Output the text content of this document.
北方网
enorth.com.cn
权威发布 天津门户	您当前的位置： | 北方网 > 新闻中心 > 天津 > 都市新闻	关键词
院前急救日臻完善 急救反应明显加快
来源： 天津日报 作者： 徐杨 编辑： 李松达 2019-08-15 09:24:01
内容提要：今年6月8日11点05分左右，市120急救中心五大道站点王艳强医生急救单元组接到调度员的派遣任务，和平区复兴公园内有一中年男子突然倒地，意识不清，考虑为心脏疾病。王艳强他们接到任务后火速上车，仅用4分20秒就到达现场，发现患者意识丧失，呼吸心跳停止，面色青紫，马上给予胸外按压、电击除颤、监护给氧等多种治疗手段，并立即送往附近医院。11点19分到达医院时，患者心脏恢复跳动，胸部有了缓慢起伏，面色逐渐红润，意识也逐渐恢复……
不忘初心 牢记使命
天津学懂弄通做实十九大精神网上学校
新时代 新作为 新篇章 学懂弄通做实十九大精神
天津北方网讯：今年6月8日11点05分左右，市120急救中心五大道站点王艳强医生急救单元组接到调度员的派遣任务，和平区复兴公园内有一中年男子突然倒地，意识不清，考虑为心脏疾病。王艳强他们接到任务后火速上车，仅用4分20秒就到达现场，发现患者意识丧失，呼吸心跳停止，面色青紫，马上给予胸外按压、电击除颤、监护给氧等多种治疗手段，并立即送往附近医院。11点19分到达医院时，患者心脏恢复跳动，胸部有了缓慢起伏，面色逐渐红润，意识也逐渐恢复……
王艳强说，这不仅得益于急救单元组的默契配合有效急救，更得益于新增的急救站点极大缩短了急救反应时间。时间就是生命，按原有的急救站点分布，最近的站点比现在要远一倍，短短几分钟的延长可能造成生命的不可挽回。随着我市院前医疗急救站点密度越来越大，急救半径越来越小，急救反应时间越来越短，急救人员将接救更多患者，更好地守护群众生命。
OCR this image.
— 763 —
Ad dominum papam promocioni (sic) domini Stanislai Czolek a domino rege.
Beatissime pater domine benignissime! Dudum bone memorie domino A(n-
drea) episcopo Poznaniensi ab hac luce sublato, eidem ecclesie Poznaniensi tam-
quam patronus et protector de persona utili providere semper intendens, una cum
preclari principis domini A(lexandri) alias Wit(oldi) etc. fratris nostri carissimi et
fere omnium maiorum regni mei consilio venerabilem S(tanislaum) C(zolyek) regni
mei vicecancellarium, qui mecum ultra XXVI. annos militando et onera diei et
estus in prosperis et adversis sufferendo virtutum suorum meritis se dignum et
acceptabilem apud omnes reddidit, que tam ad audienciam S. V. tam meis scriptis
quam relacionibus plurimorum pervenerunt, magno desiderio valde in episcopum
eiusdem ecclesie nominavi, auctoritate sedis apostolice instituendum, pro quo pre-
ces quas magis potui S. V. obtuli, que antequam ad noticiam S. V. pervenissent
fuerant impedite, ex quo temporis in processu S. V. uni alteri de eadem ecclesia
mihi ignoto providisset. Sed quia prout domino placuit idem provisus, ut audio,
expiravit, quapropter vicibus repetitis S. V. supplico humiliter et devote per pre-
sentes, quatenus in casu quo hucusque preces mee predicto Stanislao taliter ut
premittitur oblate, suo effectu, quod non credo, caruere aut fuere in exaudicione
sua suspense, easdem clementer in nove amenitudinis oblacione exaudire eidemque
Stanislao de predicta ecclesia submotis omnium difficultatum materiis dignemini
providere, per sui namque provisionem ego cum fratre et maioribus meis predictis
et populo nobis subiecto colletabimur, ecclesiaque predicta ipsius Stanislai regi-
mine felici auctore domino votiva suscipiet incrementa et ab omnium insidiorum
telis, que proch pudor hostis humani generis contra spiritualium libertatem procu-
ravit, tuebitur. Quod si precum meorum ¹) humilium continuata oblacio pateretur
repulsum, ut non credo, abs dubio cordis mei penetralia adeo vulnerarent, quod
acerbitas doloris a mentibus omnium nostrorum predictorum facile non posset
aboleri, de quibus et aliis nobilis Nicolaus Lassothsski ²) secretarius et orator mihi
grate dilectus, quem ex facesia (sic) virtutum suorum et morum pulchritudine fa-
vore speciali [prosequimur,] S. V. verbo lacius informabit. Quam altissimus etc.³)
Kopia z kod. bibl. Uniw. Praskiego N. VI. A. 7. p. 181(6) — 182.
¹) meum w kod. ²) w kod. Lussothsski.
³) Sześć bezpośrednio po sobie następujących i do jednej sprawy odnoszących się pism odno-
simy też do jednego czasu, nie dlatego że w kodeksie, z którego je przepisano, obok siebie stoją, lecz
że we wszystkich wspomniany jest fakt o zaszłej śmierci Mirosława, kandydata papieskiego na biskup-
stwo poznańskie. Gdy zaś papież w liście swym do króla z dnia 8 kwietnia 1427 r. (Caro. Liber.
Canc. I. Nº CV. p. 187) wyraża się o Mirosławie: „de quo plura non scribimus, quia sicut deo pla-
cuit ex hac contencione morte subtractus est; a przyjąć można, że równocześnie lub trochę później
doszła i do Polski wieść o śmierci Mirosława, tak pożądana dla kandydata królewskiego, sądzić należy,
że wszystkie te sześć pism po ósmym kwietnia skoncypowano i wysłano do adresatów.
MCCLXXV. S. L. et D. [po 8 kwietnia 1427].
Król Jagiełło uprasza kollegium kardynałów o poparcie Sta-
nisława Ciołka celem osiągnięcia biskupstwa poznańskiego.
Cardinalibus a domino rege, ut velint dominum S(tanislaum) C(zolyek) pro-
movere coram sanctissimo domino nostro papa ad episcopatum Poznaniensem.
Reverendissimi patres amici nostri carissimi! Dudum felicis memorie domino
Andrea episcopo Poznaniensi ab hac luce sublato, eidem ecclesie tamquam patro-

[Problem to solve] Say how many lines have the string "zolyek" in them, offering no words beyond the number.

[Exercise output] 2